Stored data ->
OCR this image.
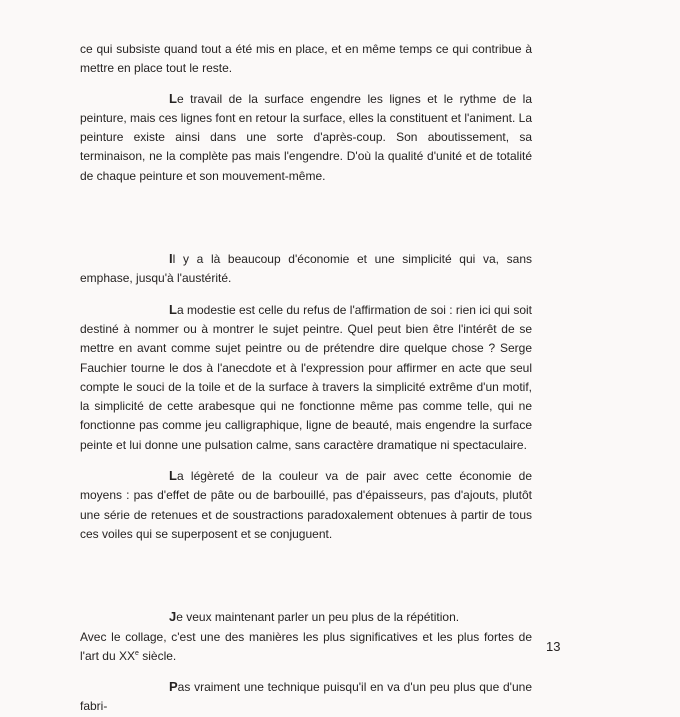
ce qui subsiste quand tout a été mis en place, et en même temps ce qui contribue à mettre en place tout le reste.

Le travail de la surface engendre les lignes et le rythme de la peinture, mais ces lignes font en retour la surface, elles la constituent et l'animent. La peinture existe ainsi dans une sorte d'après-coup. Son aboutissement, sa terminaison, ne la complète pas mais l'engendre. D'où la qualité d'unité et de totalité de chaque peinture et son mouvement-même.

Il y a là beaucoup d'économie et une simplicité qui va, sans emphase, jusqu'à l'austérité.

La modestie est celle du refus de l'affirmation de soi : rien ici qui soit destiné à nommer ou à montrer le sujet peintre. Quel peut bien être l'intérêt de se mettre en avant comme sujet peintre ou de prétendre dire quelque chose ? Serge Fauchier tourne le dos à l'anecdote et à l'expression pour affirmer en acte que seul compte le souci de la toile et de la surface à travers la simplicité extrême d'un motif, la simplicité de cette arabesque qui ne fonctionne même pas comme telle, qui ne fonctionne pas comme jeu calligraphique, ligne de beauté, mais engendre la surface peinte et lui donne une pulsation calme, sans caractère dramatique ni spectaculaire.

La légèreté de la couleur va de pair avec cette économie de moyens : pas d'effet de pâte ou de barbouillé, pas d'épaisseurs, pas d'ajouts, plutôt une série de retenues et de soustractions paradoxalement obtenues à partir de tous ces voiles qui se superposent et se conjuguent.

Je veux maintenant parler un peu plus de la répétition.

Avec le collage, c'est une des manières les plus significatives et les plus fortes de l'art du XXe siècle.

Pas vraiment une technique puisqu'il en va d'un peu plus que d'une fabri-

13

Written request -> Only lines with the word "simplicité" should be collected from the material.

Answer below ->
Il y a là beaucoup d'économie et une simplicité qui va, sans emphase, jusqu'à l'austérité.
La modestie est celle du refus de l'affirmation de soi : rien ici qui soit destiné à nommer ou à montrer le sujet peintre. Quel peut bien être l'intérêt de se mettre en avant comme sujet peintre ou de prétendre dire quelque chose ? Serge Fauchier tourne le dos à l'anecdote et à l'expression pour affirmer en acte que seul compte le souci de la toile et de la surface à travers la simplicité extrême d'un motif, la simplicité de cette arabesque qui ne fonctionne même pas comme telle, qui ne fonctionne pas comme jeu calligraphique, ligne de beauté, mais engendre la surface peinte et lui donne une pulsation calme, sans caractère dramatique ni spectaculaire.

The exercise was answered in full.